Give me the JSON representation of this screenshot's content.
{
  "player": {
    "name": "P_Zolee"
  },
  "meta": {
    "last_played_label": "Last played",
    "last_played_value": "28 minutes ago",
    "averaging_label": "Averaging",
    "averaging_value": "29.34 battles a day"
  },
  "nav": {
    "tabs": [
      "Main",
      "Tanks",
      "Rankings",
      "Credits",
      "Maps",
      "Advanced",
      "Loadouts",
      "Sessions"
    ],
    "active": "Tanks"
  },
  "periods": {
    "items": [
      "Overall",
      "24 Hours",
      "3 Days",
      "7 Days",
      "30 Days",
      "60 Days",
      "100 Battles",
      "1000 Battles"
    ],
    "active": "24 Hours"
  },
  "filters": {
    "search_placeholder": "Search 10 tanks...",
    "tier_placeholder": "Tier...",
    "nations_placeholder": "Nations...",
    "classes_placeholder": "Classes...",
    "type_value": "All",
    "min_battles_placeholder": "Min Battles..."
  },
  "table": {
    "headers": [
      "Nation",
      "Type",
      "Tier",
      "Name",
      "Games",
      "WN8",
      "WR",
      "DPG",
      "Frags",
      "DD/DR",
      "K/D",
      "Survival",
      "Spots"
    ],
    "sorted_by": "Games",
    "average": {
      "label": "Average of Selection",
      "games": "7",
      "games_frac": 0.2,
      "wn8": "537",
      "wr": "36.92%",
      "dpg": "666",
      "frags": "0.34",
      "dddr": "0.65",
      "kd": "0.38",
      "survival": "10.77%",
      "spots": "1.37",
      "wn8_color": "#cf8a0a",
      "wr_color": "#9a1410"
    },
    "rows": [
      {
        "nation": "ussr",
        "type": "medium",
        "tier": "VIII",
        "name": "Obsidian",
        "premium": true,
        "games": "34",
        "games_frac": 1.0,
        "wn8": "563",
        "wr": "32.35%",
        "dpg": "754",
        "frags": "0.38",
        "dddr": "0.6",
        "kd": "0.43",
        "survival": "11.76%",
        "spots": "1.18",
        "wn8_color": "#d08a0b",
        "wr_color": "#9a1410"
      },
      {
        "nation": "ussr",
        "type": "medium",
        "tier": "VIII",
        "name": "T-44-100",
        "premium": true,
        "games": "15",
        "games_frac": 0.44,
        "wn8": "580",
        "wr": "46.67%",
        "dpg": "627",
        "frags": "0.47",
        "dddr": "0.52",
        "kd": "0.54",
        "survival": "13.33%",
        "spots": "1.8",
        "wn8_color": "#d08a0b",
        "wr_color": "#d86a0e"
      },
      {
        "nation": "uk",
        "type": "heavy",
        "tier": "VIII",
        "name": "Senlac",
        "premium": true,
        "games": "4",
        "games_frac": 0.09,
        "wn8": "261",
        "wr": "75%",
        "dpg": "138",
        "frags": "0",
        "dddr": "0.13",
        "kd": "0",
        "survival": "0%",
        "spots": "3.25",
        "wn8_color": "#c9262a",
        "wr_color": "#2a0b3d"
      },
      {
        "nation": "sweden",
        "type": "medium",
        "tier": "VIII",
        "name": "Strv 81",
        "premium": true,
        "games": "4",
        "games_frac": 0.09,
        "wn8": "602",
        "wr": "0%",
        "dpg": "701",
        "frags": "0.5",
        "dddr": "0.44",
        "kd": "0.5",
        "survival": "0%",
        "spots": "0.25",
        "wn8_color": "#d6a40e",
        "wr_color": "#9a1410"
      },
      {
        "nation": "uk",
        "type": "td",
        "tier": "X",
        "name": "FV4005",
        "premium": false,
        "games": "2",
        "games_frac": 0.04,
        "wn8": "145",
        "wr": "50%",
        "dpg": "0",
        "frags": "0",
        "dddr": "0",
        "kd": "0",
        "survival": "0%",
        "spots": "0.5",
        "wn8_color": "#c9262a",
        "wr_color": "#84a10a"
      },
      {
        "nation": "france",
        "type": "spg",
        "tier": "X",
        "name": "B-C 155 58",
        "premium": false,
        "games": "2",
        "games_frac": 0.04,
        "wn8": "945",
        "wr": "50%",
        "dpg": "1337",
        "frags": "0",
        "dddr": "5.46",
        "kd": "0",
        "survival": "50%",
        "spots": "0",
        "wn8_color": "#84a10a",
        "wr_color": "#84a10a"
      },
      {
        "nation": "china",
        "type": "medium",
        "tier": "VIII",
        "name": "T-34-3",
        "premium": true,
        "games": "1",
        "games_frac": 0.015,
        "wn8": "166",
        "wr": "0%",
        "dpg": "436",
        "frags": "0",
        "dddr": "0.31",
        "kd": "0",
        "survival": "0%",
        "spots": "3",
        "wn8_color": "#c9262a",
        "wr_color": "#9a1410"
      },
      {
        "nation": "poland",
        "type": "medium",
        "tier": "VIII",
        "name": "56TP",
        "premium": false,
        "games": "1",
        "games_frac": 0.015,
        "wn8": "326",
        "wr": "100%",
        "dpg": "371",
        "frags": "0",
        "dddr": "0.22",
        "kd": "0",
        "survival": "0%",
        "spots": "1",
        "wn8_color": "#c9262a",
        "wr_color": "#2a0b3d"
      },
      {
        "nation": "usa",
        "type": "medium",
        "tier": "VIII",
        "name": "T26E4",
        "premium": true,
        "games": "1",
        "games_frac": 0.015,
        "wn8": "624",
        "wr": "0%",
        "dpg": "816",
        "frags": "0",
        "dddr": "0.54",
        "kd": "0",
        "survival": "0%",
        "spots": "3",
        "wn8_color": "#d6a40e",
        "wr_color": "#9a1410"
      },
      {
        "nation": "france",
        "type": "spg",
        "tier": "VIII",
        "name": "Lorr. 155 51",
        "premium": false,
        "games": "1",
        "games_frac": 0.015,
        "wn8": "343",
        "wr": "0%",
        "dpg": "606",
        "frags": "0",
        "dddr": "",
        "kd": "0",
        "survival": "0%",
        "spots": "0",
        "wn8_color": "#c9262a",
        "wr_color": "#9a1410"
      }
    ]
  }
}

__________________________________________________

_REQUIRED TASK_
Nothing in the data may differ; print all of it exactly as written.

_ANSWER TO THIS EXERCISE_
Give me the JSON representation of this screenshot's content.
{
  "player": {
    "name": "P_Zolee"
  },
  "meta": {
    "last_played_label": "Last played",
    "last_played_value": "28 minutes ago",
    "averaging_label": "Averaging",
    "averaging_value": "29.34 battles a day"
  },
  "nav": {
    "tabs": [
      "Main",
      "Tanks",
      "Rankings",
      "Credits",
      "Maps",
      "Advanced",
      "Loadouts",
      "Sessions"
    ],
    "active": "Tanks"
  },
  "periods": {
    "items": [
      "Overall",
      "24 Hours",
      "3 Days",
      "7 Days",
      "30 Days",
      "60 Days",
      "100 Battles",
      "1000 Battles"
    ],
    "active": "24 Hours"
  },
  "filters": {
    "search_placeholder": "Search 10 tanks...",
    "tier_placeholder": "Tier...",
    "nations_placeholder": "Nations...",
    "classes_placeholder": "Classes...",
    "type_value": "All",
    "min_battles_placeholder": "Min Battles..."
  },
  "table": {
    "headers": [
      "Nation",
      "Type",
      "Tier",
      "Name",
      "Games",
      "WN8",
      "WR",
      "DPG",
      "Frags",
      "DD/DR",
      "K/D",
      "Survival",
      "Spots"
    ],
    "sorted_by": "Games",
    "average": {
      "label": "Average of Selection",
      "games": "7",
      "games_frac": 0.2,
      "wn8": "537",
      "wr": "36.92%",
      "dpg": "666",
      "frags": "0.34",
      "dddr": "0.65",
      "kd": "0.38",
      "survival": "10.77%",
      "spots": "1.37",
      "wn8_color": "#cf8a0a",
      "wr_color": "#9a1410"
    },
    "rows": [
      {
        "nation": "ussr",
        "type": "medium",
        "tier": "VIII",
        "name": "Obsidian",
        "premium": true,
        "games": "34",
        "games_frac": 1.0,
        "wn8": "563",
        "wr": "32.35%",
        "dpg": "754",
        "frags": "0.38",
        "dddr": "0.6",
        "kd": "0.43",
        "survival": "11.76%",
        "spots": "1.18",
        "wn8_color": "#d08a0b",
        "wr_color": "#9a1410"
      },
      {
        "nation": "ussr",
        "type": "medium",
        "tier": "VIII",
        "name": "T-44-100",
        "premium": true,
        "games": "15",
        "games_frac": 0.44,
        "wn8": "580",
        "wr": "46.67%",
        "dpg": "627",
        "frags": "0.47",
        "dddr": "0.52",
        "kd": "0.54",
        "survival": "13.33%",
        "spots": "1.8",
        "wn8_color": "#d08a0b",
        "wr_color": "#d86a0e"
      },
      {
        "nation": "uk",
        "type": "heavy",
        "tier": "VIII",
        "name": "Senlac",
        "premium": true,
        "games": "4",
        "games_frac": 0.09,
        "wn8": "261",
        "wr": "75%",
        "dpg": "138",
        "frags": "0",
        "dddr": "0.13",
        "kd": "0",
        "survival": "0%",
        "spots": "3.25",
        "wn8_color": "#c9262a",
        "wr_color": "#2a0b3d"
      },
      {
        "nation": "sweden",
        "type": "medium",
        "tier": "VIII",
        "name": "Strv 81",
        "premium": true,
        "games": "4",
        "games_frac": 0.09,
        "wn8": "602",
        "wr": "0%",
        "dpg": "701",
        "frags": "0.5",
        "dddr": "0.44",
        "kd": "0.5",
        "survival": "0%",
        "spots": "0.25",
        "wn8_color": "#d6a40e",
        "wr_color": "#9a1410"
      },
      {
        "nation": "uk",
        "type": "td",
        "tier": "X",
        "name": "FV4005",
        "premium": false,
        "games": "2",
        "games_frac": 0.04,
        "wn8": "145",
        "wr": "50%",
        "dpg": "0",
        "frags": "0",
        "dddr": "0",
        "kd": "0",
        "survival": "0%",
        "spots": "0.5",
        "wn8_color": "#c9262a",
        "wr_color": "#84a10a"
      },
      {
        "nation": "france",
        "type": "spg",
        "tier": "X",
        "name": "B-C 155 58",
        "premium": false,
        "games": "2",
        "games_frac": 0.04,
        "wn8": "945",
        "wr": "50%",
        "dpg": "1337",
        "frags": "0",
        "dddr": "5.46",
        "kd": "0",
        "survival": "50%",
        "spots": "0",
        "wn8_color": "#84a10a",
        "wr_color": "#84a10a"
      },
      {
        "nation": "china",
        "type": "medium",
        "tier": "VIII",
        "name": "T-34-3",
        "premium": true,
        "games": "1",
        "games_frac": 0.015,
        "wn8": "166",
        "wr": "0%",
        "dpg": "436",
        "frags": "0",
        "dddr": "0.31",
        "kd": "0",
        "survival": "0%",
        "spots": "3",
        "wn8_color": "#c9262a",
        "wr_color": "#9a1410"
      },
      {
        "nation": "poland",
        "type": "medium",
        "tier": "VIII",
        "name": "56TP",
        "premium": false,
        "games": "1",
        "games_frac": 0.015,
        "wn8": "326",
        "wr": "100%",
        "dpg": "371",
        "frags": "0",
        "dddr": "0.22",
        "kd": "0",
        "survival": "0%",
        "spots": "1",
        "wn8_color": "#c9262a",
        "wr_color": "#2a0b3d"
      },
      {
        "nation": "usa",
        "type": "medium",
        "tier": "VIII",
        "name": "T26E4",
        "premium": true,
        "games": "1",
        "games_frac": 0.015,
        "wn8": "624",
        "wr": "0%",
        "dpg": "816",
        "frags": "0",
        "dddr": "0.54",
        "kd": "0",
        "survival": "0%",
        "spots": "3",
        "wn8_color": "#d6a40e",
        "wr_color": "#9a1410"
      },
      {
        "nation": "france",
        "type": "spg",
        "tier": "VIII",
        "name": "Lorr. 155 51",
        "premium": false,
        "games": "1",
        "games_frac": 0.015,
        "wn8": "343",
        "wr": "0%",
        "dpg": "606",
        "frags": "0",
        "dddr": "",
        "kd": "0",
        "survival": "0%",
        "spots": "0",
        "wn8_color": "#c9262a",
        "wr_color": "#9a1410"
      }
    ]
  }
}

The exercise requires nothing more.